> **Saved entries**
## BEGIN

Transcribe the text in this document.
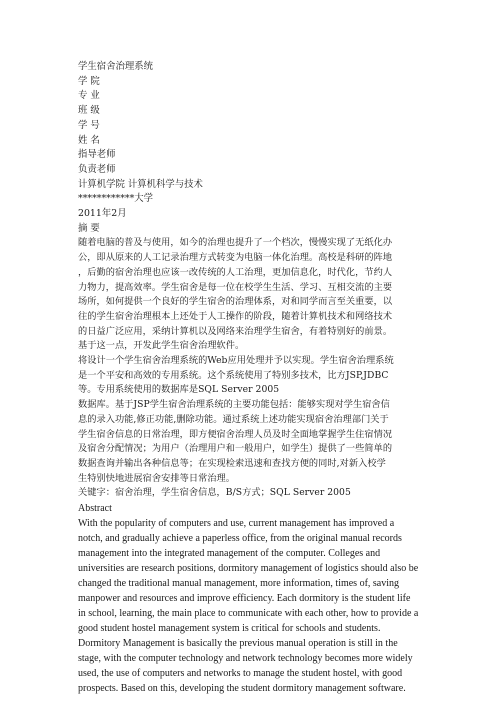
学生宿舍治理系统
学院
专业
班级
学号
姓名
指导老师
负责老师
计算机学院 计算机科学与技术
************大学
2011年2月
摘 要
随着电脑的普及与使用，如今的治理也提升了一个档次，慢慢实现了无纸化办
公，即从原来的人工记录治理方式转变为电脑一体化治理。高校是科研的阵地
，后勤的宿舍治理也应该一改传统的人工治理，更加信息化，时代化，节约人
力物力，提高效率。学生宿舍是每一位在校学生生活、学习、互相交流的主要
场所，如何提供一个良好的学生宿舍的治理体系，对和同学而言至关重要，以
往的学生宿舍治理根本上还处于人工操作的阶段，随着计算机技术和网络技术
的日益广泛应用，采纳计算机以及网络来治理学生宿舍，有着特别好的前景。
基于这一点，开发此学生宿舍治理软件。
将设计一个学生宿舍治理系统的Web应用处理并予以实现。学生宿舍治理系统
是一个平安和高效的专用系统。这个系统使用了特别多技术，比方JSP,JDBC
等。专用系统使用的数据库是SQL Server 2005
数据库。基于JSP学生宿舍治理系统的主要功能包括：能够实现对学生宿舍信
息的录入功能,修正功能,删除功能。通过系统上述功能实现宿舍治理部门关于
学生宿舍信息的日常治理，即方便宿舍治理人员及时全面地掌握学生住宿情况
及宿舍分配情况；为用户（治理用户和一般用户，如学生）提供了一些简单的
数据查询并输出各种信息等；在实现检索迅速和查找方便的同时,对新入校学
生特别快地进展宿舍安排等日常治理。
关键字：宿舍治理，学生宿舍信息，B/S方式；SQL Server 2005
Abstract
With the popularity of computers and use, current management has improved a
notch, and gradually achieve a paperless office, from the original manual records
management into the integrated management of the computer. Colleges and
universities are research positions, dormitory management of logistics should also be
changed the traditional manual management, more information, times of, saving
manpower and resources and improve efficiency. Each dormitory is the student life
in school, learning, the main place to communicate with each other, how to provide a
good student hostel management system is critical for schools and students.
Dormitory Management is basically the previous manual operation is still in the
stage, with the computer technology and network technology becomes more widely
used, the use of computers and networks to manage the student hostel, with good
prospects. Based on this, developing the student dormitory management software.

## END

Across the entries, how many lines hold the word "good"? Say only the number.

2